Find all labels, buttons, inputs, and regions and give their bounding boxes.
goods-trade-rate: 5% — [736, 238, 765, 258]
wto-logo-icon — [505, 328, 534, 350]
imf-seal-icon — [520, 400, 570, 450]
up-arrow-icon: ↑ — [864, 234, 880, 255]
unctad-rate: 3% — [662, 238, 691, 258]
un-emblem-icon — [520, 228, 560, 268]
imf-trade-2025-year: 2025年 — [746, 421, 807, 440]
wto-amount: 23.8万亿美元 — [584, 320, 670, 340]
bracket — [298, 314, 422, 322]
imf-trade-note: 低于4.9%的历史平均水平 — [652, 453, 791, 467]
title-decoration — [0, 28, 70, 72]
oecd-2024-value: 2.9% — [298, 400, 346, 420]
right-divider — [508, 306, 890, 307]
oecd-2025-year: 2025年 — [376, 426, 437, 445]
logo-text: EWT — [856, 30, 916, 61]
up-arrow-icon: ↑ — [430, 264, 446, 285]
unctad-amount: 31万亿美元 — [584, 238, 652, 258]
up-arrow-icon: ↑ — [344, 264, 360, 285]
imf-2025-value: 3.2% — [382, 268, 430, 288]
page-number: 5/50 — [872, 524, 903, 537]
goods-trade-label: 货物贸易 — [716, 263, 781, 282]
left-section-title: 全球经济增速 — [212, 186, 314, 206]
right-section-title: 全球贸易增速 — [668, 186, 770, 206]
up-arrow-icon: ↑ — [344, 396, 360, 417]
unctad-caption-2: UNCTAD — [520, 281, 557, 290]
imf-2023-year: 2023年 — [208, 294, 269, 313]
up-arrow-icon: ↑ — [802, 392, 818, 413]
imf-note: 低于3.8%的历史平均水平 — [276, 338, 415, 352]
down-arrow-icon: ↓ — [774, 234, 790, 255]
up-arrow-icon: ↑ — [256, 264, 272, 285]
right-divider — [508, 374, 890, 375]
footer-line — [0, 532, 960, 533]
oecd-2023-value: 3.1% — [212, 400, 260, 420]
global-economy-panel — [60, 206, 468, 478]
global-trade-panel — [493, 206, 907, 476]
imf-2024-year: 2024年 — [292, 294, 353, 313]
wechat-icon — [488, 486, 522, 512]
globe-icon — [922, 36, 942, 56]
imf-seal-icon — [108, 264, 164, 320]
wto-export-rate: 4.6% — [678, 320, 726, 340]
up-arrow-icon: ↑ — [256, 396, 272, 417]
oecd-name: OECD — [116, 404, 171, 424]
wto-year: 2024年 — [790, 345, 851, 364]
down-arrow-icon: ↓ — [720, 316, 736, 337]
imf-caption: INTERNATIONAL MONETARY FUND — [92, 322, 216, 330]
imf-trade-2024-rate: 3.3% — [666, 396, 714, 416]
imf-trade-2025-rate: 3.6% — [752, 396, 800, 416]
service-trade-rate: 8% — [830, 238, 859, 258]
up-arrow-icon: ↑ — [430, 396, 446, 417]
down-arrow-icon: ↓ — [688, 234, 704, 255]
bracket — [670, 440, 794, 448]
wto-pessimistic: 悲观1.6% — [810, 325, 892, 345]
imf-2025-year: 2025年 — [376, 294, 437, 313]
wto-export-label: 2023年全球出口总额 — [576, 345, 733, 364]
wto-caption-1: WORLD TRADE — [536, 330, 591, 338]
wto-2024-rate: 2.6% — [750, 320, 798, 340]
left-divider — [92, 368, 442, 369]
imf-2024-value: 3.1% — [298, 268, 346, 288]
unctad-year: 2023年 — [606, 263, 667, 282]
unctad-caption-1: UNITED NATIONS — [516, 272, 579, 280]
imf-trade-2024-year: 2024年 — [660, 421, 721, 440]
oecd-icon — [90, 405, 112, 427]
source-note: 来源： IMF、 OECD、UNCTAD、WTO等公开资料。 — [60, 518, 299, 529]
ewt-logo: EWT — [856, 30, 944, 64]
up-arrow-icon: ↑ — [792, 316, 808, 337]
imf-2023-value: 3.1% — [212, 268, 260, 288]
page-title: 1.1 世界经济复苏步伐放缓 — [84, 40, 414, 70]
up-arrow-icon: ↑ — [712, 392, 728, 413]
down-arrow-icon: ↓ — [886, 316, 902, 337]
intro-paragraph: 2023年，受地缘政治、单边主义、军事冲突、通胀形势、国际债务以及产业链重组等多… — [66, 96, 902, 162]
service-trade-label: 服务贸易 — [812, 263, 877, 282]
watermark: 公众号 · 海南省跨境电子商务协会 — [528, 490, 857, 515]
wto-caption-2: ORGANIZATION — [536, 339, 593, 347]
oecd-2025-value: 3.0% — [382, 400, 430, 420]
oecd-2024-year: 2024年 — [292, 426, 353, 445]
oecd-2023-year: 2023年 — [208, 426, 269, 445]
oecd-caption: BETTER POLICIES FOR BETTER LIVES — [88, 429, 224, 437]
════════════════
In the stretch from the start of the records through the line containing "oecd-2023-value: 3.1% — [212, 400, 260, 420]", replace "footer-line" with "bottom-rule" and give those lines again with nothing else changed.

Find all labels, buttons, inputs, and regions and give their bounding boxes.
goods-trade-rate: 5% — [736, 238, 765, 258]
wto-logo-icon — [505, 328, 534, 350]
imf-seal-icon — [520, 400, 570, 450]
up-arrow-icon: ↑ — [864, 234, 880, 255]
unctad-rate: 3% — [662, 238, 691, 258]
un-emblem-icon — [520, 228, 560, 268]
imf-trade-2025-year: 2025年 — [746, 421, 807, 440]
wto-amount: 23.8万亿美元 — [584, 320, 670, 340]
bracket — [298, 314, 422, 322]
imf-trade-note: 低于4.9%的历史平均水平 — [652, 453, 791, 467]
title-decoration — [0, 28, 70, 72]
oecd-2024-value: 2.9% — [298, 400, 346, 420]
right-divider — [508, 306, 890, 307]
oecd-2025-year: 2025年 — [376, 426, 437, 445]
logo-text: EWT — [856, 30, 916, 61]
up-arrow-icon: ↑ — [430, 264, 446, 285]
unctad-amount: 31万亿美元 — [584, 238, 652, 258]
up-arrow-icon: ↑ — [344, 264, 360, 285]
imf-2025-value: 3.2% — [382, 268, 430, 288]
page-number: 5/50 — [872, 524, 903, 537]
goods-trade-label: 货物贸易 — [716, 263, 781, 282]
left-section-title: 全球经济增速 — [212, 186, 314, 206]
right-section-title: 全球贸易增速 — [668, 186, 770, 206]
up-arrow-icon: ↑ — [344, 396, 360, 417]
unctad-caption-2: UNCTAD — [520, 281, 557, 290]
imf-2023-year: 2023年 — [208, 294, 269, 313]
up-arrow-icon: ↑ — [802, 392, 818, 413]
imf-note: 低于3.8%的历史平均水平 — [276, 338, 415, 352]
down-arrow-icon: ↓ — [774, 234, 790, 255]
up-arrow-icon: ↑ — [256, 264, 272, 285]
right-divider — [508, 374, 890, 375]
bottom-rule — [0, 532, 960, 533]
oecd-2023-value: 3.1% — [212, 400, 260, 420]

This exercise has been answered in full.